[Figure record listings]
++++

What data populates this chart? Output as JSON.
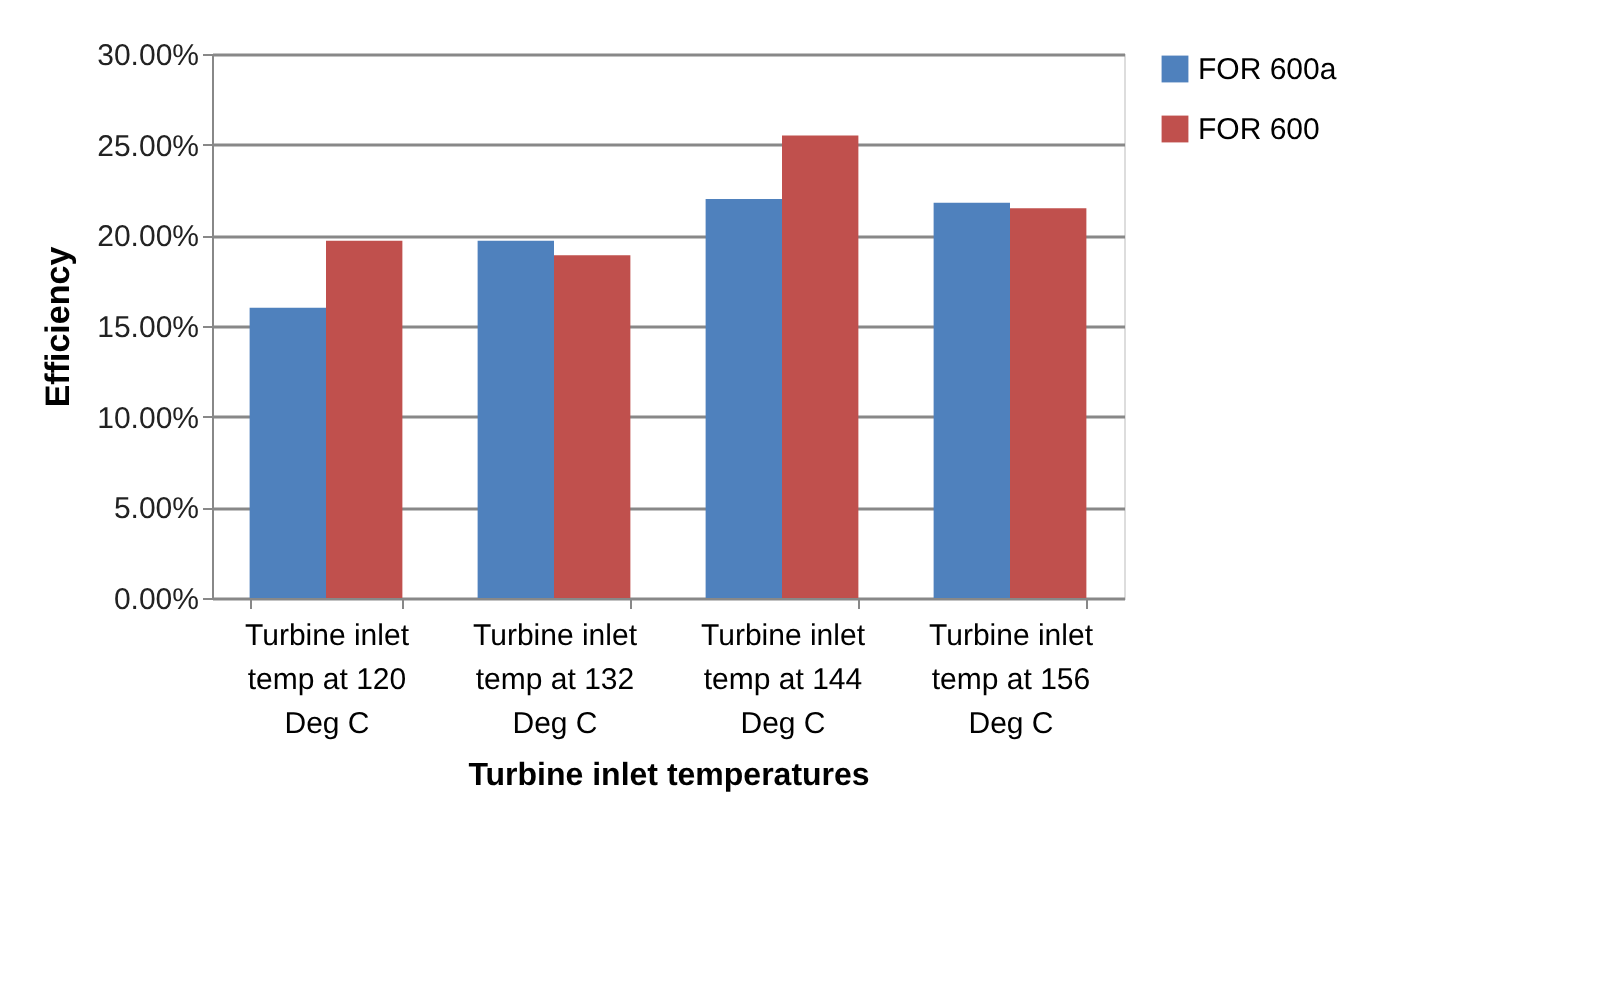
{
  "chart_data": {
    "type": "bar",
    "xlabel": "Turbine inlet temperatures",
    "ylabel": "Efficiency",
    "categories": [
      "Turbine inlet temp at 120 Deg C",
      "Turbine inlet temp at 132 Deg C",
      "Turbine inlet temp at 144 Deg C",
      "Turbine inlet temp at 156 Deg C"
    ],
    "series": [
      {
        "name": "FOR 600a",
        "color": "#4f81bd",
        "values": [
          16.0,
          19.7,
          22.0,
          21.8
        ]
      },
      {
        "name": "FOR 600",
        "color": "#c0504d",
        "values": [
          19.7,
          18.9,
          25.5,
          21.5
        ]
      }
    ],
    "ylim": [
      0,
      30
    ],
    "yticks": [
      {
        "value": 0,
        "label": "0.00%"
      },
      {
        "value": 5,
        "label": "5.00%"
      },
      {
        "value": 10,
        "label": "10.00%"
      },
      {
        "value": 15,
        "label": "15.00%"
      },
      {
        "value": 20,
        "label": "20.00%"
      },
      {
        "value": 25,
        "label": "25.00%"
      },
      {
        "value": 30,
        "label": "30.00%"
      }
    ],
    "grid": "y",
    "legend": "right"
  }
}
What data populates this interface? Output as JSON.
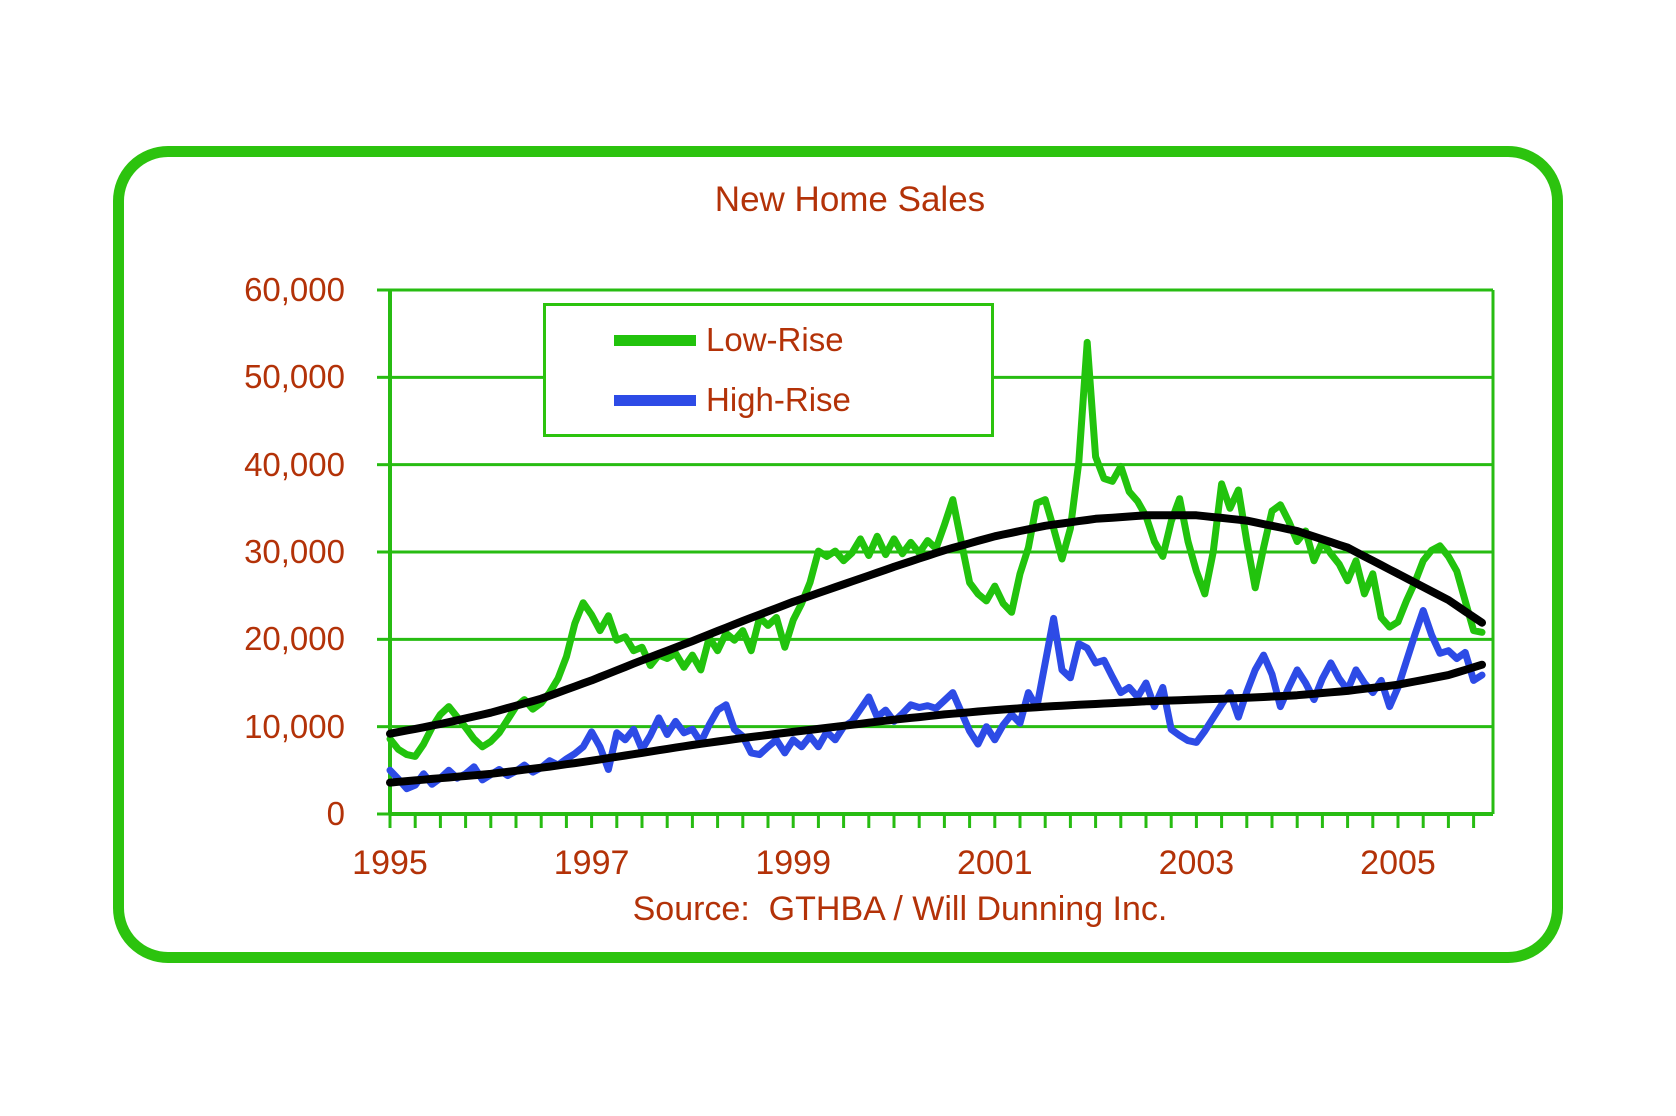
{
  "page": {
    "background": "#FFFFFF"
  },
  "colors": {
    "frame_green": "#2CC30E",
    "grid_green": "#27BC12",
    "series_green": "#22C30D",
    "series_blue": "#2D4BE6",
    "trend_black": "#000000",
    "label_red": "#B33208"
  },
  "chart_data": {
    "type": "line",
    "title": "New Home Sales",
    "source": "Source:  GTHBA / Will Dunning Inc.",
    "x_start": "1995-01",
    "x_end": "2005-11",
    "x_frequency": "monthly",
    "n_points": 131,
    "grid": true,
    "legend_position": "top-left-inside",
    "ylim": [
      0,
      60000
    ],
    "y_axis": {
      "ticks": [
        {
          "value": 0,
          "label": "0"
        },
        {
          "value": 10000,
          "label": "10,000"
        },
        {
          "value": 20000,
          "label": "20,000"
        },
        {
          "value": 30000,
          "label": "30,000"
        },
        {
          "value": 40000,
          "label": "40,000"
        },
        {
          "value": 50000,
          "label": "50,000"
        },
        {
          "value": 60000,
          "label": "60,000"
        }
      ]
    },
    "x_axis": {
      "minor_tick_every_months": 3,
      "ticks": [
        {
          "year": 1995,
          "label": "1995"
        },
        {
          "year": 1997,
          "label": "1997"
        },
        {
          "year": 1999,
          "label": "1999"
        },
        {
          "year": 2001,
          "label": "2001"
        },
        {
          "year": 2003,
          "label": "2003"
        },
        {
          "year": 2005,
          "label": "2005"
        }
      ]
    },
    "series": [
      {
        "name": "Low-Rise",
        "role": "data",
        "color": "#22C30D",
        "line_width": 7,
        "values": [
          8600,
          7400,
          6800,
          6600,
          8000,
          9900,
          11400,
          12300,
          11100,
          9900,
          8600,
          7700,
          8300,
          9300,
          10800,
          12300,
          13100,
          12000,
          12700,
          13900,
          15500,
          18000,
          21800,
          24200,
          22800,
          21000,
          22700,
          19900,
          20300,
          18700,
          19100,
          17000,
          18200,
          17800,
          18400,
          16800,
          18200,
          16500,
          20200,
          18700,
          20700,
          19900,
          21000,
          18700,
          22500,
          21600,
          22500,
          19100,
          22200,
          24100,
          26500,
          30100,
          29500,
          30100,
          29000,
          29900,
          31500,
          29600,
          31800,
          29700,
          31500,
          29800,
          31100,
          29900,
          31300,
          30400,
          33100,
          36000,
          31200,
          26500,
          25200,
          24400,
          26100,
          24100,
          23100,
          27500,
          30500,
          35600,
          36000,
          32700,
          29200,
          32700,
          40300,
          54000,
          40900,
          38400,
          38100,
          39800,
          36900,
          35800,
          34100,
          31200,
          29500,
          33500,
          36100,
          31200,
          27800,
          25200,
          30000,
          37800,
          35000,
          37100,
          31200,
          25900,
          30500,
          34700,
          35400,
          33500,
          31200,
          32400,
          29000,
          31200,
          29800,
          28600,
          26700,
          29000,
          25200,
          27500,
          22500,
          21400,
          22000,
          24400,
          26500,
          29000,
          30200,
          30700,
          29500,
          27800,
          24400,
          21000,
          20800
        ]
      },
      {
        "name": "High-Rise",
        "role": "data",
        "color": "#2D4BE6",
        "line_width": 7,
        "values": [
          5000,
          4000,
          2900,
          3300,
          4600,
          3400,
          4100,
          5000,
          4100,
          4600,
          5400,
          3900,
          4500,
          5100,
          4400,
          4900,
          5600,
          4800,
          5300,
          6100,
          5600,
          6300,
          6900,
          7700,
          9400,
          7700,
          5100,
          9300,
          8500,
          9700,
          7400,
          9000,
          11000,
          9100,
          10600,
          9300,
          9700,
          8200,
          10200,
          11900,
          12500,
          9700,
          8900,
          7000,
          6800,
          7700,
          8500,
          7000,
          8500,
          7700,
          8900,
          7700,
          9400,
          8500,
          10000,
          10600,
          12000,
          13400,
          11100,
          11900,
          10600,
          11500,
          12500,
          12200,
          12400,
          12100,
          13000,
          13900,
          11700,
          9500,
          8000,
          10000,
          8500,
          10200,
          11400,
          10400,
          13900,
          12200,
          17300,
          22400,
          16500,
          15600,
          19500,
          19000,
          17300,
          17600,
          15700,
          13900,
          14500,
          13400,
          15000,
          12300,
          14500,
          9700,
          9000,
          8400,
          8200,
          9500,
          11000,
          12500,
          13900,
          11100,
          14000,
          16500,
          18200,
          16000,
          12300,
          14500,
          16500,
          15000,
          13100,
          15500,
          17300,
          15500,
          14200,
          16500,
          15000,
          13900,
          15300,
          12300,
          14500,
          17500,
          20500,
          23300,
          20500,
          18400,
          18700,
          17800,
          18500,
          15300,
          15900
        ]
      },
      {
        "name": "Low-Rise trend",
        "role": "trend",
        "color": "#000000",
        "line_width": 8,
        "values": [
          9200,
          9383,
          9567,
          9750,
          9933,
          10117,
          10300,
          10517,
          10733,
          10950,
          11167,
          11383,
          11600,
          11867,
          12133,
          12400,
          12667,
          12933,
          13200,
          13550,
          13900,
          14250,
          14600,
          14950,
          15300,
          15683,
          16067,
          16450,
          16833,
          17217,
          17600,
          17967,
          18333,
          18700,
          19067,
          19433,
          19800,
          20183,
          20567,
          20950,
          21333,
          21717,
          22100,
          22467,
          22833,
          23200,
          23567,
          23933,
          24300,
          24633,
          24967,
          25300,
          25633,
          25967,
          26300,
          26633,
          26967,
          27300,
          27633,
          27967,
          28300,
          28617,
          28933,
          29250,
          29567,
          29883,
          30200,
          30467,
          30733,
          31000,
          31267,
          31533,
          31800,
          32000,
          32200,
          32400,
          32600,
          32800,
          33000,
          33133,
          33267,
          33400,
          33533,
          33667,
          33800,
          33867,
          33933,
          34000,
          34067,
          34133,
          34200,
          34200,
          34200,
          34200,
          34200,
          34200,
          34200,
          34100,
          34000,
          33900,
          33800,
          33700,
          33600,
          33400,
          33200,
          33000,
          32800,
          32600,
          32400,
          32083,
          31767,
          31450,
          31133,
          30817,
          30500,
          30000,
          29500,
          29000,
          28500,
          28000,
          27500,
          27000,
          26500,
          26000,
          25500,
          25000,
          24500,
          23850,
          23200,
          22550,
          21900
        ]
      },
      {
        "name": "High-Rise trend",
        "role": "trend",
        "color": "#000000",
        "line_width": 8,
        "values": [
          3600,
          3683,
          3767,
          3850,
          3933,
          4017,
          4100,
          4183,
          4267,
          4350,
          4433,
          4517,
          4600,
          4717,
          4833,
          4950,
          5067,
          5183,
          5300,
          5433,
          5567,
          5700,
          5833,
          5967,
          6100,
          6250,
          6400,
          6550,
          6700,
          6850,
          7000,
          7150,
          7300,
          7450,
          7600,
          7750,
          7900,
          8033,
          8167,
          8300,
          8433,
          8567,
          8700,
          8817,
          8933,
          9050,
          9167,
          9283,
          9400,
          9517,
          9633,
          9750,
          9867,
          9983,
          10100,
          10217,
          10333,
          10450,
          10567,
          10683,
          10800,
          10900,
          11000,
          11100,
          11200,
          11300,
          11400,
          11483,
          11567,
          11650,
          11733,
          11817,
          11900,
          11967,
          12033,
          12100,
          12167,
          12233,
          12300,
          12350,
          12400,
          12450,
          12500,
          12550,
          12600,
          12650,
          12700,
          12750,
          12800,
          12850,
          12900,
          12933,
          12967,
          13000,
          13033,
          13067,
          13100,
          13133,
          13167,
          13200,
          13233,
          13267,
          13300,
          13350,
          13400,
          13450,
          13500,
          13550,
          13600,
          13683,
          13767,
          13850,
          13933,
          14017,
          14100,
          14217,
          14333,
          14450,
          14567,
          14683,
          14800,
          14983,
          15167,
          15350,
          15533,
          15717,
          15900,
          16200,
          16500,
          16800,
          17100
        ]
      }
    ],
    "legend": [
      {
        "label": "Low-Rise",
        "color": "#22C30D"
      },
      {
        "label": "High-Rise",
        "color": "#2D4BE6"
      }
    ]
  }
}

++++

* PROBLEM REQUIREMENTS
State how many lines of the listing hold the string "High"; reply with the number and nothing else.

* CORRECT RESPONSE
3